* _Goal of the exercise_
State how many lines contain the string "boissons", and write nothing else.

* _Data supplied_
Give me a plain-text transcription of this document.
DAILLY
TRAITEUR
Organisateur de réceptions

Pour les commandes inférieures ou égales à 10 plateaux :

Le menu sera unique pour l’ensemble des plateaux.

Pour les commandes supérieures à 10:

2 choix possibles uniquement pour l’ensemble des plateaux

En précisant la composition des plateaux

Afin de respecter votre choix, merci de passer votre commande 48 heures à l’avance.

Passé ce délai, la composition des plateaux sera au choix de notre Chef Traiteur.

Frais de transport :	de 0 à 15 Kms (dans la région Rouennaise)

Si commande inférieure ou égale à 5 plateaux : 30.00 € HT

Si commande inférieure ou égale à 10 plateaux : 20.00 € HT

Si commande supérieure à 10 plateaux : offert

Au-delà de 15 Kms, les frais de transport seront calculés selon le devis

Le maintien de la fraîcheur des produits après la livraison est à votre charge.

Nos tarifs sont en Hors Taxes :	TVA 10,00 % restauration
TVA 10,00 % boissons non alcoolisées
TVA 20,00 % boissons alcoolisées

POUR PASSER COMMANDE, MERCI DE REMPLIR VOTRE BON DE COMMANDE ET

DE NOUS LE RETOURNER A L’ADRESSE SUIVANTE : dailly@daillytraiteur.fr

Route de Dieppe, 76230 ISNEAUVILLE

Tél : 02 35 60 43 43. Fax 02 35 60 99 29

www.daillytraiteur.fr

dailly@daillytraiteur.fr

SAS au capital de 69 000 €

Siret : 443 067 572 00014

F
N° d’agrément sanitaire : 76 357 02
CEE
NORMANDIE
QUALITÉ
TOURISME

* _Worked answer_
2